(Saved entries)
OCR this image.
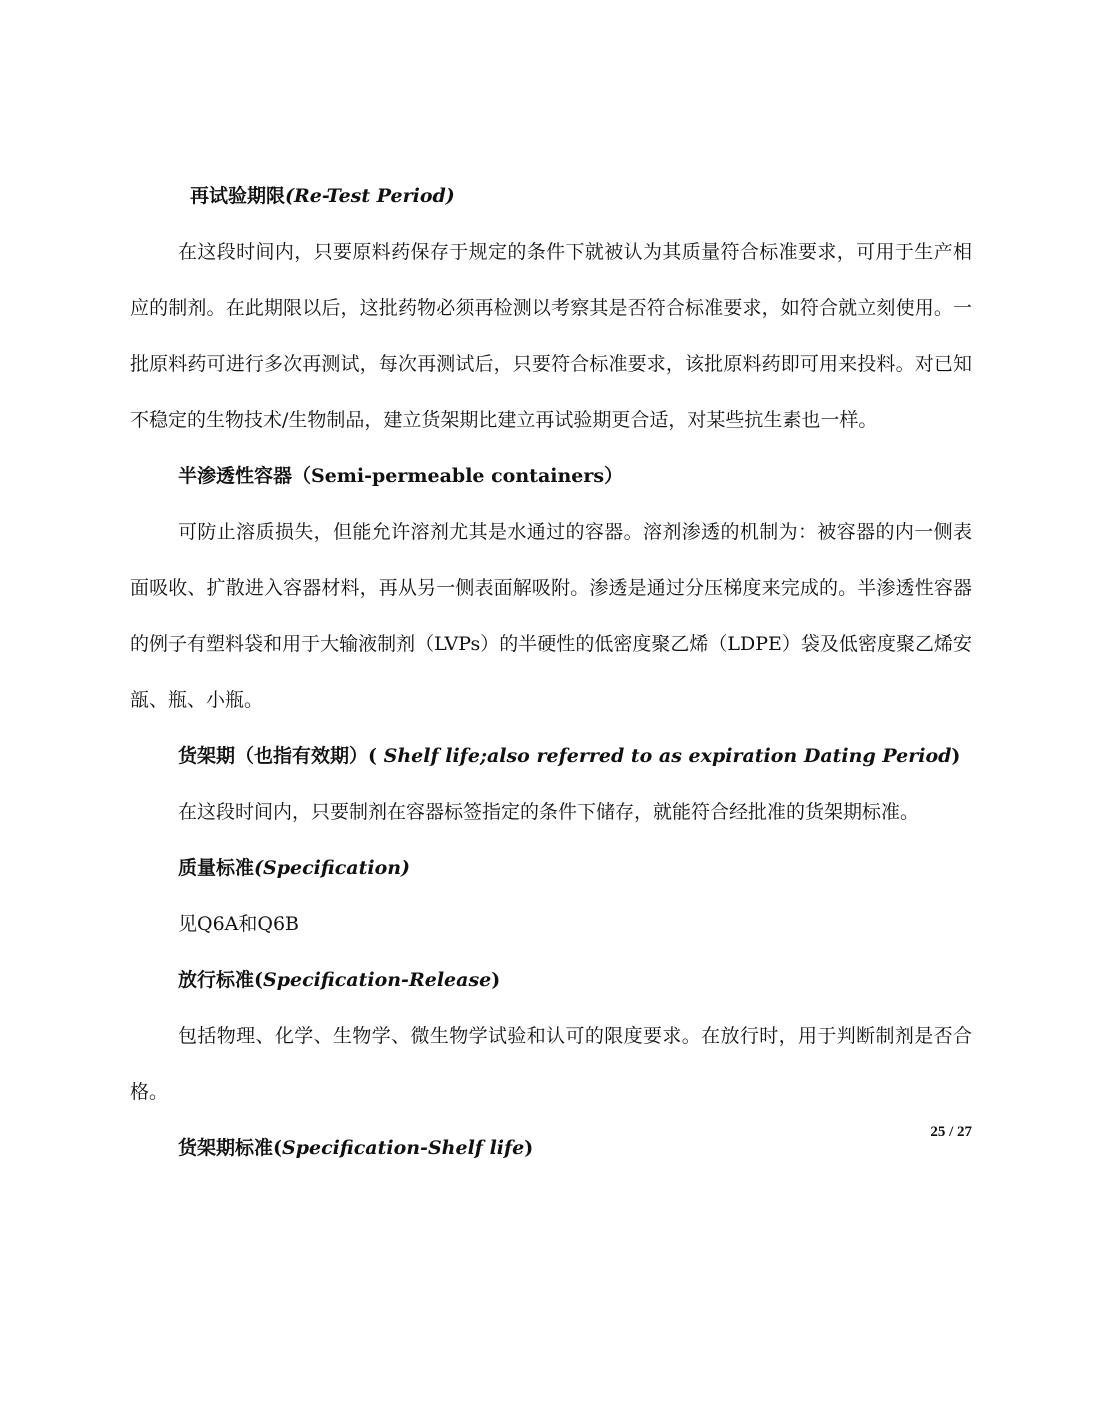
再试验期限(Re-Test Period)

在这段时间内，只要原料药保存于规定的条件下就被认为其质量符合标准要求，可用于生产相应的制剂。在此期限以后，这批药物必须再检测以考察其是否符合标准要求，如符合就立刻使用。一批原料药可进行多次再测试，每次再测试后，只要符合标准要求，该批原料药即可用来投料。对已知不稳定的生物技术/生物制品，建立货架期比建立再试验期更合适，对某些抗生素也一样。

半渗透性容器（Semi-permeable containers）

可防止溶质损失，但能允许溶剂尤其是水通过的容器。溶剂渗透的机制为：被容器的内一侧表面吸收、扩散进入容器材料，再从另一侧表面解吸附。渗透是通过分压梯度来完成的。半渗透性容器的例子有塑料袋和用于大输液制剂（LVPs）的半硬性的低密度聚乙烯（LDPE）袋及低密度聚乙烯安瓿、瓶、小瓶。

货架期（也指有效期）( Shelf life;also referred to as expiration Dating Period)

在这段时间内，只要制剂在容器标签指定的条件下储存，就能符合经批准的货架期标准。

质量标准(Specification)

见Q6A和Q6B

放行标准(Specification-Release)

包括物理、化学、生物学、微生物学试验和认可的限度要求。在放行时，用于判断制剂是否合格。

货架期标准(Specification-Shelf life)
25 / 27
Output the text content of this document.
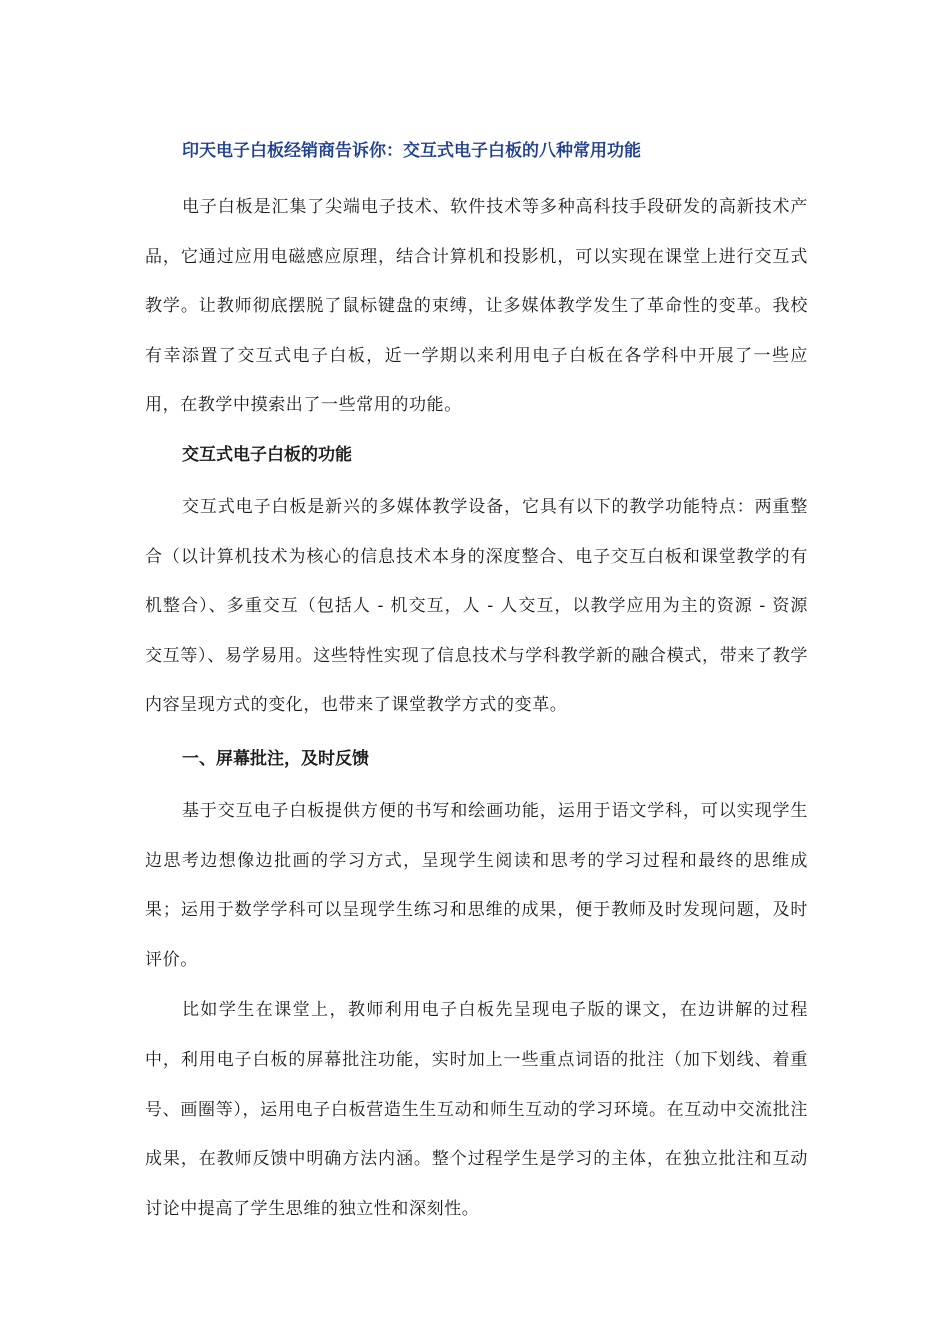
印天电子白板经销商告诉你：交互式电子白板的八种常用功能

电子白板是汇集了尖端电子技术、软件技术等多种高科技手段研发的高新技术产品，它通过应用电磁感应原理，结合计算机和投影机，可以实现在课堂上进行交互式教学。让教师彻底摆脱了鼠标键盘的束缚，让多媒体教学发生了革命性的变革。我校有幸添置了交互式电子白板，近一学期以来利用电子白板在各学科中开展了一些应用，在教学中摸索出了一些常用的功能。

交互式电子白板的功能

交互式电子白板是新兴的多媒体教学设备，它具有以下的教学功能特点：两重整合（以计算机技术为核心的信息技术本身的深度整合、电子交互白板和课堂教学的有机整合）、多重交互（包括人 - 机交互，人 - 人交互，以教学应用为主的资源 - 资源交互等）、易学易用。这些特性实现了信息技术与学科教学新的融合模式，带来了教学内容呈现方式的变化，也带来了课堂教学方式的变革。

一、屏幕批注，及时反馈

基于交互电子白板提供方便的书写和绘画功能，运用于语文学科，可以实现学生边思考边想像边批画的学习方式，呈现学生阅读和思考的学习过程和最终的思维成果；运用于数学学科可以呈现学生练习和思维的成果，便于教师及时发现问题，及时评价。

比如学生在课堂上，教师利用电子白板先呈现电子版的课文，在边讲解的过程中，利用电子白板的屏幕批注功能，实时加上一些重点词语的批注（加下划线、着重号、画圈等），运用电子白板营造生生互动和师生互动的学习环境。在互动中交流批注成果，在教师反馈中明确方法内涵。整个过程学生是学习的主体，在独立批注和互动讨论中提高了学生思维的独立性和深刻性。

• [Goal]:
Filter the records above and return every line that holds the word "Period".

• [Written response]:
再试验期限(Re-Test Period)
货架期（也指有效期）( Shelf life;also referred to as expiration Dating Period)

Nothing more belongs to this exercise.